MATERIAL SHOWN:
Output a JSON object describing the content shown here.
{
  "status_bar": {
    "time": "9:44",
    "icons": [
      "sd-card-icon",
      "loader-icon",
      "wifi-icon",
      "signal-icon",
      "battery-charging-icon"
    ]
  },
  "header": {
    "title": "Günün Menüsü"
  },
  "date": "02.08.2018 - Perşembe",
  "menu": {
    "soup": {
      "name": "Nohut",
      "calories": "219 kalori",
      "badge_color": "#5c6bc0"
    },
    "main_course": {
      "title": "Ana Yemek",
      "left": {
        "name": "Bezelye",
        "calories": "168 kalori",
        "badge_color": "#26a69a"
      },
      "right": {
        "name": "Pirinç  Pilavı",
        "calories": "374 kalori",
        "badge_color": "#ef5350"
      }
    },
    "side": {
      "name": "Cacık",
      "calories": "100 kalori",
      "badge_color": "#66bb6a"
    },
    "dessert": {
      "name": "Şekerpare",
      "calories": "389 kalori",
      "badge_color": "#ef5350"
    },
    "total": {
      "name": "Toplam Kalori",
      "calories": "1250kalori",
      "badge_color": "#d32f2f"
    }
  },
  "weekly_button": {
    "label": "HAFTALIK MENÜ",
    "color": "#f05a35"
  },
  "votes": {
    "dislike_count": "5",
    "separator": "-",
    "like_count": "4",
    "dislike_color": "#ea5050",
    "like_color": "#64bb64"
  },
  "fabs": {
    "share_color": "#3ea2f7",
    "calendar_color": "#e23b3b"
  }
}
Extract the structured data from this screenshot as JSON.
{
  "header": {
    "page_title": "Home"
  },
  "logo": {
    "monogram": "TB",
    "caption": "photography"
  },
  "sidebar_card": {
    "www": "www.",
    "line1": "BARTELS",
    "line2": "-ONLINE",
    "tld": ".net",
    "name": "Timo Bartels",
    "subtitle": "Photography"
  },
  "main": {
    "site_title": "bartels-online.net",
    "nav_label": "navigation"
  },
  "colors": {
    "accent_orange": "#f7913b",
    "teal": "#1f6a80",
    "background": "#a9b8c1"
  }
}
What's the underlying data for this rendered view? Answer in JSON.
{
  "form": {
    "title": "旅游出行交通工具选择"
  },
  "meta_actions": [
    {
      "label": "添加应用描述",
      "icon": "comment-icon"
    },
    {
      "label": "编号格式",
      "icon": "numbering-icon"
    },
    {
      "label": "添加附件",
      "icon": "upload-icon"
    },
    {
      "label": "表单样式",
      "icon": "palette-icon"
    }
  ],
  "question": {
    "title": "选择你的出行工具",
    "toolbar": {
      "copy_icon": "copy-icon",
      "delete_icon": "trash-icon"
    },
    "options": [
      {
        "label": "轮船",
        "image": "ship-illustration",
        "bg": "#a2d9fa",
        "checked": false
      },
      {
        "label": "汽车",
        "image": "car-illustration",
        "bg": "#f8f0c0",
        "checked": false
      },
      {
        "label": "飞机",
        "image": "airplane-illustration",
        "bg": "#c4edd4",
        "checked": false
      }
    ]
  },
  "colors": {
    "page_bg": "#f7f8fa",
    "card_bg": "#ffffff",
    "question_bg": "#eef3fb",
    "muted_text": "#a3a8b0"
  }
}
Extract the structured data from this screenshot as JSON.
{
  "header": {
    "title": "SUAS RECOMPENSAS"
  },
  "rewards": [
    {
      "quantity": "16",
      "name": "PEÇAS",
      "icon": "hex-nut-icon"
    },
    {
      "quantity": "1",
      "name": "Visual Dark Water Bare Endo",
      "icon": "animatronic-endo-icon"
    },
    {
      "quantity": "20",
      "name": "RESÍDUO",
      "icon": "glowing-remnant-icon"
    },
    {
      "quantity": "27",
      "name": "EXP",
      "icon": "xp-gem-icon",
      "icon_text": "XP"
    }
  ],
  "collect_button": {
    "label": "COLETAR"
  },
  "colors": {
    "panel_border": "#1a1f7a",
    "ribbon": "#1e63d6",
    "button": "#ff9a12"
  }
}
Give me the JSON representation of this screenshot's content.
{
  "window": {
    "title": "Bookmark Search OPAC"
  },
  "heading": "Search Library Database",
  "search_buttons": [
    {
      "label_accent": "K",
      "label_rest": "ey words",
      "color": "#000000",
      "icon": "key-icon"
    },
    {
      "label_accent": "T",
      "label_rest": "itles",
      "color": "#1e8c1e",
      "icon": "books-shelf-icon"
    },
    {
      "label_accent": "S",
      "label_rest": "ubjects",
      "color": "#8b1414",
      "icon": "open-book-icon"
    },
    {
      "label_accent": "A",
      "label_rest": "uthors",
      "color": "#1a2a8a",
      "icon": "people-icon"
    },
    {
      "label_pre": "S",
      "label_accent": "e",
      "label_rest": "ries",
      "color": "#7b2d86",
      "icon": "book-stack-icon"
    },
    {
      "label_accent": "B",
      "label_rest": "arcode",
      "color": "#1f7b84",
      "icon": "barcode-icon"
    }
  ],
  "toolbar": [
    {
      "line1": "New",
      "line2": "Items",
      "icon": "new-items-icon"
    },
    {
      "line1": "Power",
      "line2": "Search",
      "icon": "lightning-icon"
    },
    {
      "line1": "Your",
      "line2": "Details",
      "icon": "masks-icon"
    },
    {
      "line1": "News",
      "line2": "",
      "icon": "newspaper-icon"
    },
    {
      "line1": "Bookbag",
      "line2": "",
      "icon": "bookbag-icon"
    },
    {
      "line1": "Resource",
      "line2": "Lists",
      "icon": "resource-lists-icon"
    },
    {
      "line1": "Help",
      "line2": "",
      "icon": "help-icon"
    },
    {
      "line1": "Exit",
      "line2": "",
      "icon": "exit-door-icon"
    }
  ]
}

AIM OF THE TASK:
Could you reproduce every record above exactly as it appears?

RESPONSE TO THE TASK:
Output a JSON object describing the content shown here.
{
  "status_bar": {
    "time": "9:44",
    "icons": [
      "sd-card-icon",
      "loader-icon",
      "wifi-icon",
      "signal-icon",
      "battery-charging-icon"
    ]
  },
  "header": {
    "title": "Günün Menüsü"
  },
  "date": "02.08.2018 - Perşembe",
  "menu": {
    "soup": {
      "name": "Nohut",
      "calories": "219 kalori",
      "badge_color": "#5c6bc0"
    },
    "main_course": {
      "title": "Ana Yemek",
      "left": {
        "name": "Bezelye",
        "calories": "168 kalori",
        "badge_color": "#26a69a"
      },
      "right": {
        "name": "Pirinç  Pilavı",
        "calories": "374 kalori",
        "badge_color": "#ef5350"
      }
    },
    "side": {
      "name": "Cacık",
      "calories": "100 kalori",
      "badge_color": "#66bb6a"
    },
    "dessert": {
      "name": "Şekerpare",
      "calories": "389 kalori",
      "badge_color": "#ef5350"
    },
    "total": {
      "name": "Toplam Kalori",
      "calories": "1250kalori",
      "badge_color": "#d32f2f"
    }
  },
  "weekly_button": {
    "label": "HAFTALIK MENÜ",
    "color": "#f05a35"
  },
  "votes": {
    "dislike_count": "5",
    "separator": "-",
    "like_count": "4",
    "dislike_color": "#ea5050",
    "like_color": "#64bb64"
  },
  "fabs": {
    "share_color": "#3ea2f7",
    "calendar_color": "#e23b3b"
  }
}
Extract the structured data from this screenshot as JSON.
{
  "header": {
    "page_title": "Home"
  },
  "logo": {
    "monogram": "TB",
    "caption": "photography"
  },
  "sidebar_card": {
    "www": "www.",
    "line1": "BARTELS",
    "line2": "-ONLINE",
    "tld": ".net",
    "name": "Timo Bartels",
    "subtitle": "Photography"
  },
  "main": {
    "site_title": "bartels-online.net",
    "nav_label": "navigation"
  },
  "colors": {
    "accent_orange": "#f7913b",
    "teal": "#1f6a80",
    "background": "#a9b8c1"
  }
}
What's the underlying data for this rendered view? Answer in JSON.
{
  "form": {
    "title": "旅游出行交通工具选择"
  },
  "meta_actions": [
    {
      "label": "添加应用描述",
      "icon": "comment-icon"
    },
    {
      "label": "编号格式",
      "icon": "numbering-icon"
    },
    {
      "label": "添加附件",
      "icon": "upload-icon"
    },
    {
      "label": "表单样式",
      "icon": "palette-icon"
    }
  ],
  "question": {
    "title": "选择你的出行工具",
    "toolbar": {
      "copy_icon": "copy-icon",
      "delete_icon": "trash-icon"
    },
    "options": [
      {
        "label": "轮船",
        "image": "ship-illustration",
        "bg": "#a2d9fa",
        "checked": false
      },
      {
        "label": "汽车",
        "image": "car-illustration",
        "bg": "#f8f0c0",
        "checked": false
      },
      {
        "label": "飞机",
        "image": "airplane-illustration",
        "bg": "#c4edd4",
        "checked": false
      }
    ]
  },
  "colors": {
    "page_bg": "#f7f8fa",
    "card_bg": "#ffffff",
    "question_bg": "#eef3fb",
    "muted_text": "#a3a8b0"
  }
}
Extract the structured data from this screenshot as JSON.
{
  "header": {
    "title": "SUAS RECOMPENSAS"
  },
  "rewards": [
    {
      "quantity": "16",
      "name": "PEÇAS",
      "icon": "hex-nut-icon"
    },
    {
      "quantity": "1",
      "name": "Visual Dark Water Bare Endo",
      "icon": "animatronic-endo-icon"
    },
    {
      "quantity": "20",
      "name": "RESÍDUO",
      "icon": "glowing-remnant-icon"
    },
    {
      "quantity": "27",
      "name": "EXP",
      "icon": "xp-gem-icon",
      "icon_text": "XP"
    }
  ],
  "collect_button": {
    "label": "COLETAR"
  },
  "colors": {
    "panel_border": "#1a1f7a",
    "ribbon": "#1e63d6",
    "button": "#ff9a12"
  }
}
Give me the JSON representation of this screenshot's content.
{
  "window": {
    "title": "Bookmark Search OPAC"
  },
  "heading": "Search Library Database",
  "search_buttons": [
    {
      "label_accent": "K",
      "label_rest": "ey words",
      "color": "#000000",
      "icon": "key-icon"
    },
    {
      "label_accent": "T",
      "label_rest": "itles",
      "color": "#1e8c1e",
      "icon": "books-shelf-icon"
    },
    {
      "label_accent": "S",
      "label_rest": "ubjects",
      "color": "#8b1414",
      "icon": "open-book-icon"
    },
    {
      "label_accent": "A",
      "label_rest": "uthors",
      "color": "#1a2a8a",
      "icon": "people-icon"
    },
    {
      "label_pre": "S",
      "label_accent": "e",
      "label_rest": "ries",
      "color": "#7b2d86",
      "icon": "book-stack-icon"
    },
    {
      "label_accent": "B",
      "label_rest": "arcode",
      "color": "#1f7b84",
      "icon": "barcode-icon"
    }
  ],
  "toolbar": [
    {
      "line1": "New",
      "line2": "Items",
      "icon": "new-items-icon"
    },
    {
      "line1": "Power",
      "line2": "Search",
      "icon": "lightning-icon"
    },
    {
      "line1": "Your",
      "line2": "Details",
      "icon": "masks-icon"
    },
    {
      "line1": "News",
      "line2": "",
      "icon": "newspaper-icon"
    },
    {
      "line1": "Bookbag",
      "line2": "",
      "icon": "bookbag-icon"
    },
    {
      "line1": "Resource",
      "line2": "Lists",
      "icon": "resource-lists-icon"
    },
    {
      "line1": "Help",
      "line2": "",
      "icon": "help-icon"
    },
    {
      "line1": "Exit",
      "line2": "",
      "icon": "exit-door-icon"
    }
  ]
}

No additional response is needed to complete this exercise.